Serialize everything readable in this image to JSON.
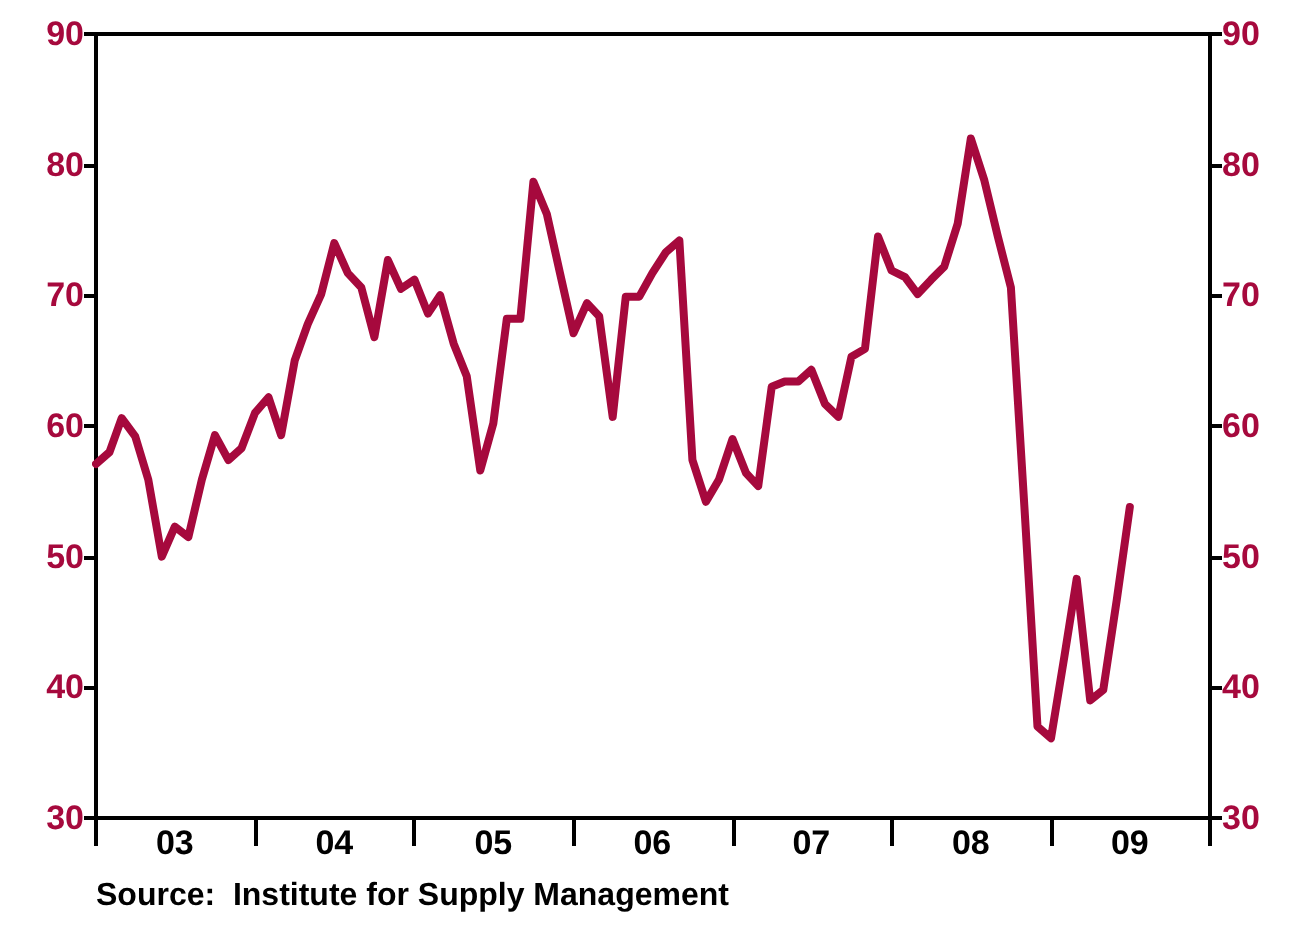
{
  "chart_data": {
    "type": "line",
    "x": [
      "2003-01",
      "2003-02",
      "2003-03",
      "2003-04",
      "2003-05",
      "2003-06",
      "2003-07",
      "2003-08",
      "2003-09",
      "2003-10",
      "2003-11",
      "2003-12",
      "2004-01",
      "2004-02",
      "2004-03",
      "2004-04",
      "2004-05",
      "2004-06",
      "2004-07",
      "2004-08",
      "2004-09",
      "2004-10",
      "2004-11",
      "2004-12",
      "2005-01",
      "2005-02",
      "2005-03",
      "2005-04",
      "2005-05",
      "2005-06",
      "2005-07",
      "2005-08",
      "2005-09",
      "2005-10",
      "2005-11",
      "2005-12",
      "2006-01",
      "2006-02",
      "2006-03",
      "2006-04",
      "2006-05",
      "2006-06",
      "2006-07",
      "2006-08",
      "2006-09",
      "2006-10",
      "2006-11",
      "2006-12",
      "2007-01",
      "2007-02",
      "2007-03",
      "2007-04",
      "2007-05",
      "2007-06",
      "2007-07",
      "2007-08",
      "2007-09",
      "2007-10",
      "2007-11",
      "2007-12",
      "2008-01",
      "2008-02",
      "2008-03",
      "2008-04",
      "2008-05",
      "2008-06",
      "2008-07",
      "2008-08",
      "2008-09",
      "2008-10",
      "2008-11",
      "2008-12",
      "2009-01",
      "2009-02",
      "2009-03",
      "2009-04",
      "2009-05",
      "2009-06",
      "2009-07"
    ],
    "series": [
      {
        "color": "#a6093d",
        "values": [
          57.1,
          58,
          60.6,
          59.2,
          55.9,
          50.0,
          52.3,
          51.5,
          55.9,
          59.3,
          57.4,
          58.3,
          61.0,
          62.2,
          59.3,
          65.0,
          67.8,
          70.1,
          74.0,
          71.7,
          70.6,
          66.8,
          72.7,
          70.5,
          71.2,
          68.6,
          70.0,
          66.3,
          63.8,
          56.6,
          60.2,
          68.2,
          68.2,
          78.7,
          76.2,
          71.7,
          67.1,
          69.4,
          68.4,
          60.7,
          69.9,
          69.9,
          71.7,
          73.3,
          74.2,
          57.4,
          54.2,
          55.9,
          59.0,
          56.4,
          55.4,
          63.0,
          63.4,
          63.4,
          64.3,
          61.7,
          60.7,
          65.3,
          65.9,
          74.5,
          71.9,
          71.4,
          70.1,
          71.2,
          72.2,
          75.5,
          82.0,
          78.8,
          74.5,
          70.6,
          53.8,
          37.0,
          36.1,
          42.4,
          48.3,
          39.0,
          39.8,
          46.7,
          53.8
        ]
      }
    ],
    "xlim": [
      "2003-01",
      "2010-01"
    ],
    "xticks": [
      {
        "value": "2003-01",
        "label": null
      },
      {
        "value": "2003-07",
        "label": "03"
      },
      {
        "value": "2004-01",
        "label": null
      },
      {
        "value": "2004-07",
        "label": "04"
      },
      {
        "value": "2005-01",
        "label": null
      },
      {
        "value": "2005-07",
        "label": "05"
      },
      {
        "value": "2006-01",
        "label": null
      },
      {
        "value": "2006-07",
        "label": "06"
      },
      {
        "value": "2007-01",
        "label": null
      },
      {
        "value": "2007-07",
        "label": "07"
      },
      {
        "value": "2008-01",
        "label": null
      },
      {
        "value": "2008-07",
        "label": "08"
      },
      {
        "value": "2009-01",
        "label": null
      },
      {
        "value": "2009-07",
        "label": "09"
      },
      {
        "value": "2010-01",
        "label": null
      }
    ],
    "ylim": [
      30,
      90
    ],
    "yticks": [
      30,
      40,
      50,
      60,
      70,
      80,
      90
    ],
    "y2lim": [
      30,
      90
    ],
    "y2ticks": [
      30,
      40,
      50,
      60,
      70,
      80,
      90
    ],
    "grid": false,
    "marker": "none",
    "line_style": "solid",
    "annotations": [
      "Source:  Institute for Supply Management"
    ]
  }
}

========================

PROBLEM TO WORK ON
Write out all the entries again, word for word, and print no images.

SOLVED PROBLEM
Serialize everything readable in this image to JSON.
{
  "chart_data": {
    "type": "line",
    "x": [
      "2003-01",
      "2003-02",
      "2003-03",
      "2003-04",
      "2003-05",
      "2003-06",
      "2003-07",
      "2003-08",
      "2003-09",
      "2003-10",
      "2003-11",
      "2003-12",
      "2004-01",
      "2004-02",
      "2004-03",
      "2004-04",
      "2004-05",
      "2004-06",
      "2004-07",
      "2004-08",
      "2004-09",
      "2004-10",
      "2004-11",
      "2004-12",
      "2005-01",
      "2005-02",
      "2005-03",
      "2005-04",
      "2005-05",
      "2005-06",
      "2005-07",
      "2005-08",
      "2005-09",
      "2005-10",
      "2005-11",
      "2005-12",
      "2006-01",
      "2006-02",
      "2006-03",
      "2006-04",
      "2006-05",
      "2006-06",
      "2006-07",
      "2006-08",
      "2006-09",
      "2006-10",
      "2006-11",
      "2006-12",
      "2007-01",
      "2007-02",
      "2007-03",
      "2007-04",
      "2007-05",
      "2007-06",
      "2007-07",
      "2007-08",
      "2007-09",
      "2007-10",
      "2007-11",
      "2007-12",
      "2008-01",
      "2008-02",
      "2008-03",
      "2008-04",
      "2008-05",
      "2008-06",
      "2008-07",
      "2008-08",
      "2008-09",
      "2008-10",
      "2008-11",
      "2008-12",
      "2009-01",
      "2009-02",
      "2009-03",
      "2009-04",
      "2009-05",
      "2009-06",
      "2009-07"
    ],
    "series": [
      {
        "color": "#a6093d",
        "values": [
          57.1,
          58,
          60.6,
          59.2,
          55.9,
          50.0,
          52.3,
          51.5,
          55.9,
          59.3,
          57.4,
          58.3,
          61.0,
          62.2,
          59.3,
          65.0,
          67.8,
          70.1,
          74.0,
          71.7,
          70.6,
          66.8,
          72.7,
          70.5,
          71.2,
          68.6,
          70.0,
          66.3,
          63.8,
          56.6,
          60.2,
          68.2,
          68.2,
          78.7,
          76.2,
          71.7,
          67.1,
          69.4,
          68.4,
          60.7,
          69.9,
          69.9,
          71.7,
          73.3,
          74.2,
          57.4,
          54.2,
          55.9,
          59.0,
          56.4,
          55.4,
          63.0,
          63.4,
          63.4,
          64.3,
          61.7,
          60.7,
          65.3,
          65.9,
          74.5,
          71.9,
          71.4,
          70.1,
          71.2,
          72.2,
          75.5,
          82.0,
          78.8,
          74.5,
          70.6,
          53.8,
          37.0,
          36.1,
          42.4,
          48.3,
          39.0,
          39.8,
          46.7,
          53.8
        ]
      }
    ],
    "xlim": [
      "2003-01",
      "2010-01"
    ],
    "xticks": [
      {
        "value": "2003-01",
        "label": null
      },
      {
        "value": "2003-07",
        "label": "03"
      },
      {
        "value": "2004-01",
        "label": null
      },
      {
        "value": "2004-07",
        "label": "04"
      },
      {
        "value": "2005-01",
        "label": null
      },
      {
        "value": "2005-07",
        "label": "05"
      },
      {
        "value": "2006-01",
        "label": null
      },
      {
        "value": "2006-07",
        "label": "06"
      },
      {
        "value": "2007-01",
        "label": null
      },
      {
        "value": "2007-07",
        "label": "07"
      },
      {
        "value": "2008-01",
        "label": null
      },
      {
        "value": "2008-07",
        "label": "08"
      },
      {
        "value": "2009-01",
        "label": null
      },
      {
        "value": "2009-07",
        "label": "09"
      },
      {
        "value": "2010-01",
        "label": null
      }
    ],
    "ylim": [
      30,
      90
    ],
    "yticks": [
      30,
      40,
      50,
      60,
      70,
      80,
      90
    ],
    "y2lim": [
      30,
      90
    ],
    "y2ticks": [
      30,
      40,
      50,
      60,
      70,
      80,
      90
    ],
    "grid": false,
    "marker": "none",
    "line_style": "solid",
    "annotations": [
      "Source:  Institute for Supply Management"
    ]
  }
}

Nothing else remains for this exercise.